Without the pictures, return all of the material exactly as written.
* begin *
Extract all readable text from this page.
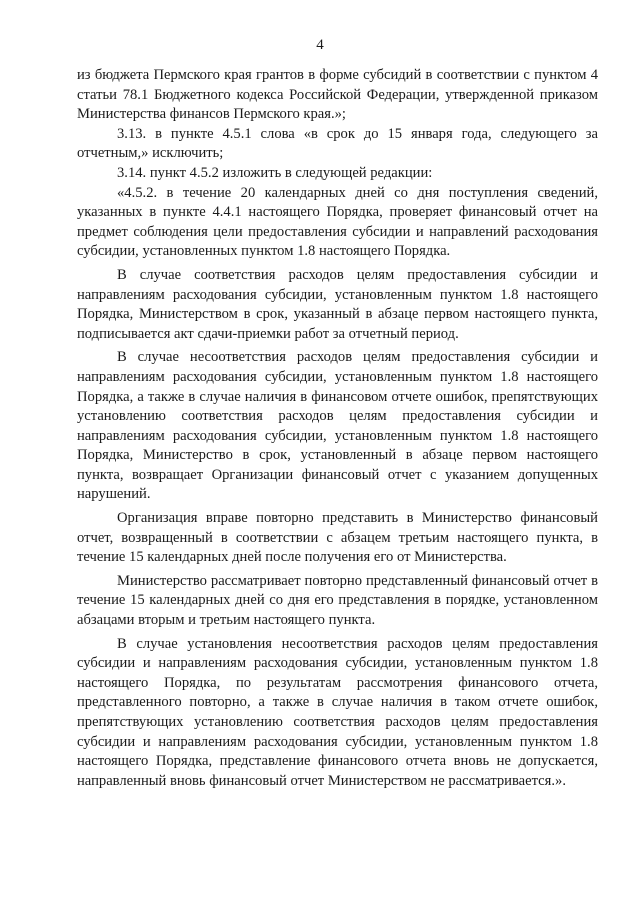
4

из бюджета Пермского края грантов в форме субсидий в соответствии с пунктом 4 статьи 78.1 Бюджетного кодекса Российской Федерации, утвержденной приказом Министерства финансов Пермского края.»;

3.13. в пункте 4.5.1 слова «в срок до 15 января года, следующего за отчетным,» исключить;

3.14. пункт 4.5.2 изложить в следующей редакции:

«4.5.2. в течение 20 календарных дней со дня поступления сведений, указанных в пункте 4.4.1 настоящего Порядка, проверяет финансовый отчет на предмет соблюдения цели предоставления субсидии и направлений расходования субсидии, установленных пунктом 1.8 настоящего Порядка.

В случае соответствия расходов целям предоставления субсидии и направлениям расходования субсидии, установленным пунктом 1.8 настоящего Порядка, Министерством в срок, указанный в абзаце первом настоящего пункта, подписывается акт сдачи-приемки работ за отчетный период.

В случае несоответствия расходов целям предоставления субсидии и направлениям расходования субсидии, установленным пунктом 1.8 настоящего Порядка, а также в случае наличия в финансовом отчете ошибок, препятствующих установлению соответствия расходов целям предоставления субсидии и направлениям расходования субсидии, установленным пунктом 1.8 настоящего Порядка, Министерство в срок, установленный в абзаце первом настоящего пункта, возвращает Организации финансовый отчет с указанием допущенных нарушений.

Организация вправе повторно представить в Министерство финансовый отчет, возвращенный в соответствии с абзацем третьим настоящего пункта, в течение 15 календарных дней после получения его от Министерства.

Министерство рассматривает повторно представленный финансовый отчет в течение 15 календарных дней со дня его представления в порядке, установленном абзацами вторым и третьим настоящего пункта.

В случае установления несоответствия расходов целям предоставления субсидии и направлениям расходования субсидии, установленным пунктом 1.8 настоящего Порядка, по результатам рассмотрения финансового отчета, представленного повторно, а также в случае наличия в таком отчете ошибок, препятствующих установлению соответствия расходов целям предоставления субсидии и направлениям расходования субсидии, установленным пунктом 1.8 настоящего Порядка, представление финансового отчета вновь не допускается, направленный вновь финансовый отчет Министерством не рассматривается.».
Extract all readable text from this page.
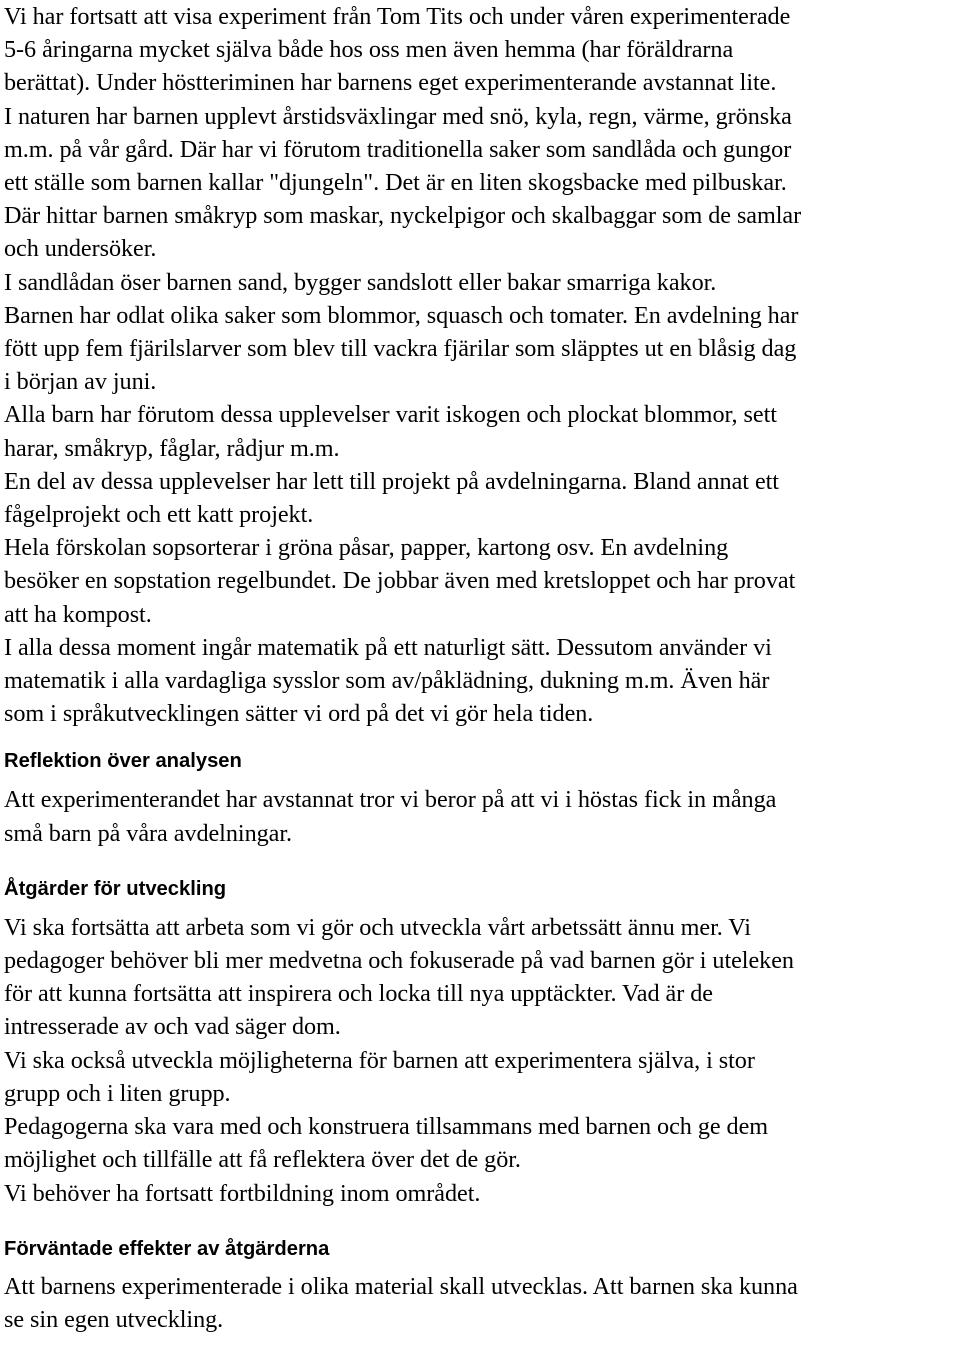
Vi har fortsatt att visa experiment från Tom Tits och under våren experimenterade
5-6 åringarna mycket själva både hos oss men även hemma (har föräldrarna
berättat). Under höstteriminen har barnens eget experimenterande avstannat lite.

I naturen har barnen upplevt årstidsväxlingar med snö, kyla, regn, värme, grönska
m.m. på vår gård. Där har vi förutom traditionella saker som sandlåda och gungor
ett ställe som barnen kallar "djungeln". Det är en liten skogsbacke med pilbuskar.
Där hittar barnen småkryp som maskar, nyckelpigor och skalbaggar som de samlar
och undersöker.

I sandlådan öser barnen sand, bygger sandslott eller bakar smarriga kakor.

Barnen har odlat olika saker som blommor, squasch och tomater. En avdelning har
fött upp fem fjärilslarver som blev till vackra fjärilar som släpptes ut en blåsig dag
i början av juni.

Alla barn har förutom dessa upplevelser varit iskogen och plockat blommor, sett
harar, småkryp, fåglar, rådjur m.m.

En del av dessa upplevelser har lett till projekt på avdelningarna. Bland annat ett
fågelprojekt och ett katt projekt.

Hela förskolan sopsorterar i gröna påsar, papper, kartong osv. En avdelning
besöker en sopstation regelbundet. De jobbar även med kretsloppet och har provat
att ha kompost.

I alla dessa moment ingår matematik på ett naturligt sätt. Dessutom använder vi
matematik i alla vardagliga sysslor som av/påklädning, dukning m.m. Även här
som i språkutvecklingen sätter vi ord på det vi gör hela tiden.

Reflektion över analysen

Att experimenterandet har avstannat tror vi beror på att vi i höstas fick in många
små barn på våra avdelningar.

Åtgärder för utveckling

Vi ska fortsätta att arbeta som vi gör och utveckla vårt arbetssätt ännu mer. Vi
pedagoger behöver bli mer medvetna och fokuserade på vad barnen gör i uteleken
för att kunna fortsätta att inspirera och locka till nya upptäckter. Vad är de
intresserade av och vad säger dom.

Vi ska också utveckla möjligheterna för barnen att experimentera själva, i stor
grupp och i liten grupp.

Pedagogerna ska vara med och konstruera tillsammans med barnen och ge dem
möjlighet och tillfälle att få reflektera över det de gör.

Vi behöver ha fortsatt fortbildning inom området.

Förväntade effekter av åtgärderna

Att barnens experimenterade i olika material skall utvecklas. Att barnen ska kunna
se sin egen utveckling.
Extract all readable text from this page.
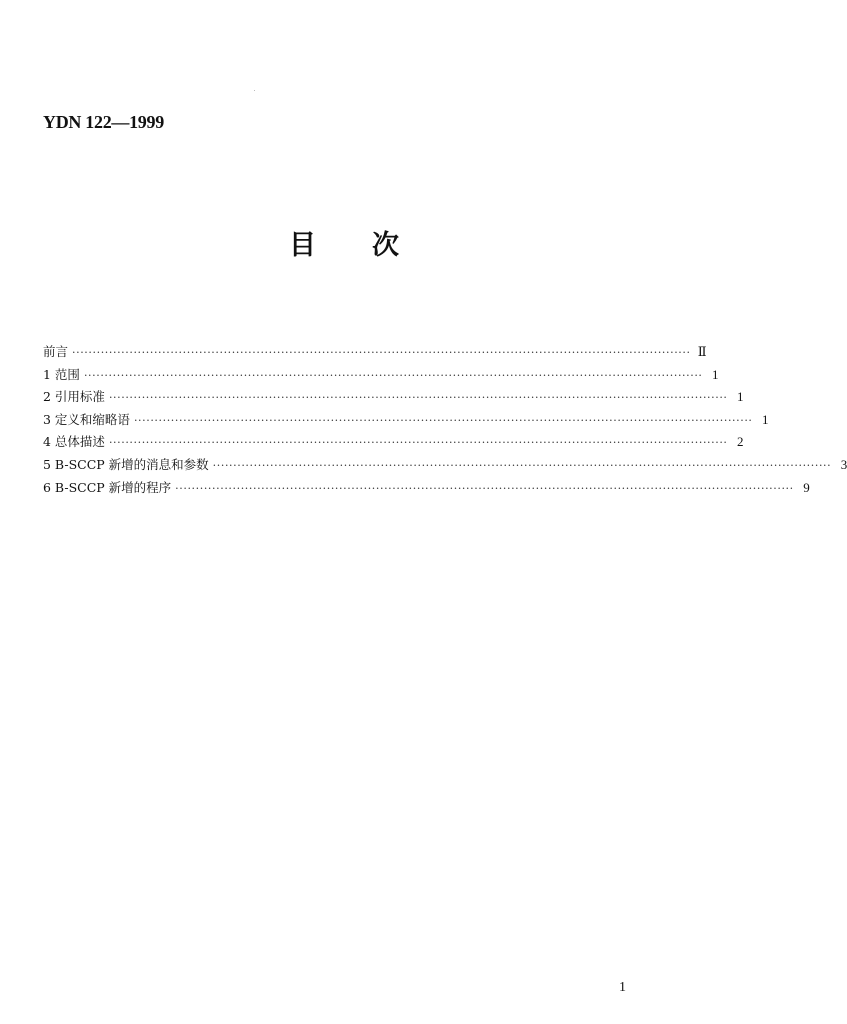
YDN 122—1999
目 次
前言 ······················································································································································· Ⅱ
1 范围 ······················································································································································· 1
2 引用标准 ······················································································································································· 1
3 定义和缩略语 ······················································································································································· 1
4 总体描述 ······················································································································································· 2
5 B-SCCP 新增的消息和参数 ······················································································································································· 3
6 B-SCCP 新增的程序 ······················································································································································· 9
1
* end *
### THE RESULT
Extract all readable text from this page.
4

из бюджета Пермского края грантов в форме субсидий в соответствии с пунктом 4 статьи 78.1 Бюджетного кодекса Российской Федерации, утвержденной приказом Министерства финансов Пермского края.»;

3.13. в пункте 4.5.1 слова «в срок до 15 января года, следующего за отчетным,» исключить;

3.14. пункт 4.5.2 изложить в следующей редакции:

«4.5.2. в течение 20 календарных дней со дня поступления сведений, указанных в пункте 4.4.1 настоящего Порядка, проверяет финансовый отчет на предмет соблюдения цели предоставления субсидии и направлений расходования субсидии, установленных пунктом 1.8 настоящего Порядка.

В случае соответствия расходов целям предоставления субсидии и направлениям расходования субсидии, установленным пунктом 1.8 настоящего Порядка, Министерством в срок, указанный в абзаце первом настоящего пункта, подписывается акт сдачи-приемки работ за отчетный период.

В случае несоответствия расходов целям предоставления субсидии и направлениям расходования субсидии, установленным пунктом 1.8 настоящего Порядка, а также в случае наличия в финансовом отчете ошибок, препятствующих установлению соответствия расходов целям предоставления субсидии и направлениям расходования субсидии, установленным пунктом 1.8 настоящего Порядка, Министерство в срок, установленный в абзаце первом настоящего пункта, возвращает Организации финансовый отчет с указанием допущенных нарушений.

Организация вправе повторно представить в Министерство финансовый отчет, возвращенный в соответствии с абзацем третьим настоящего пункта, в течение 15 календарных дней после получения его от Министерства.

Министерство рассматривает повторно представленный финансовый отчет в течение 15 календарных дней со дня его представления в порядке, установленном абзацами вторым и третьим настоящего пункта.

В случае установления несоответствия расходов целям предоставления субсидии и направлениям расходования субсидии, установленным пунктом 1.8 настоящего Порядка, по результатам рассмотрения финансового отчета, представленного повторно, а также в случае наличия в таком отчете ошибок, препятствующих установлению соответствия расходов целям предоставления субсидии и направлениям расходования субсидии, установленным пунктом 1.8 настоящего Порядка, представление финансового отчета вновь не допускается, направленный вновь финансовый отчет Министерством не рассматривается.».
Extract all readable text from this page.
Vi har fortsatt att visa experiment från Tom Tits och under våren experimenterade
5-6 åringarna mycket själva både hos oss men även hemma (har föräldrarna
berättat). Under höstteriminen har barnens eget experimenterande avstannat lite.

I naturen har barnen upplevt årstidsväxlingar med snö, kyla, regn, värme, grönska
m.m. på vår gård. Där har vi förutom traditionella saker som sandlåda och gungor
ett ställe som barnen kallar "djungeln". Det är en liten skogsbacke med pilbuskar.
Där hittar barnen småkryp som maskar, nyckelpigor och skalbaggar som de samlar
och undersöker.

I sandlådan öser barnen sand, bygger sandslott eller bakar smarriga kakor.

Barnen har odlat olika saker som blommor, squasch och tomater. En avdelning har
fött upp fem fjärilslarver som blev till vackra fjärilar som släpptes ut en blåsig dag
i början av juni.

Alla barn har förutom dessa upplevelser varit iskogen och plockat blommor, sett
harar, småkryp, fåglar, rådjur m.m.

En del av dessa upplevelser har lett till projekt på avdelningarna. Bland annat ett
fågelprojekt och ett katt projekt.

Hela förskolan sopsorterar i gröna påsar, papper, kartong osv. En avdelning
besöker en sopstation regelbundet. De jobbar även med kretsloppet och har provat
att ha kompost.

I alla dessa moment ingår matematik på ett naturligt sätt. Dessutom använder vi
matematik i alla vardagliga sysslor som av/påklädning, dukning m.m. Även här
som i språkutvecklingen sätter vi ord på det vi gör hela tiden.

Reflektion över analysen

Att experimenterandet har avstannat tror vi beror på att vi i höstas fick in många
små barn på våra avdelningar.

Åtgärder för utveckling

Vi ska fortsätta att arbeta som vi gör och utveckla vårt arbetssätt ännu mer. Vi
pedagoger behöver bli mer medvetna och fokuserade på vad barnen gör i uteleken
för att kunna fortsätta att inspirera och locka till nya upptäckter. Vad är de
intresserade av och vad säger dom.

Vi ska också utveckla möjligheterna för barnen att experimentera själva, i stor
grupp och i liten grupp.

Pedagogerna ska vara med och konstruera tillsammans med barnen och ge dem
möjlighet och tillfälle att få reflektera över det de gör.

Vi behöver ha fortsatt fortbildning inom området.

Förväntade effekter av åtgärderna

Att barnens experimenterade i olika material skall utvecklas. Att barnen ska kunna
se sin egen utveckling.
Extract all readable text from this page.
YDN 122—1999
目 次
前言 ······················································································································································· Ⅱ
1 范围 ······················································································································································· 1
2 引用标准 ······················································································································································· 1
3 定义和缩略语 ······················································································································································· 1
4 总体描述 ······················································································································································· 2
5 B-SCCP 新增的消息和参数 ······················································································································································· 3
6 B-SCCP 新增的程序 ······················································································································································· 9
1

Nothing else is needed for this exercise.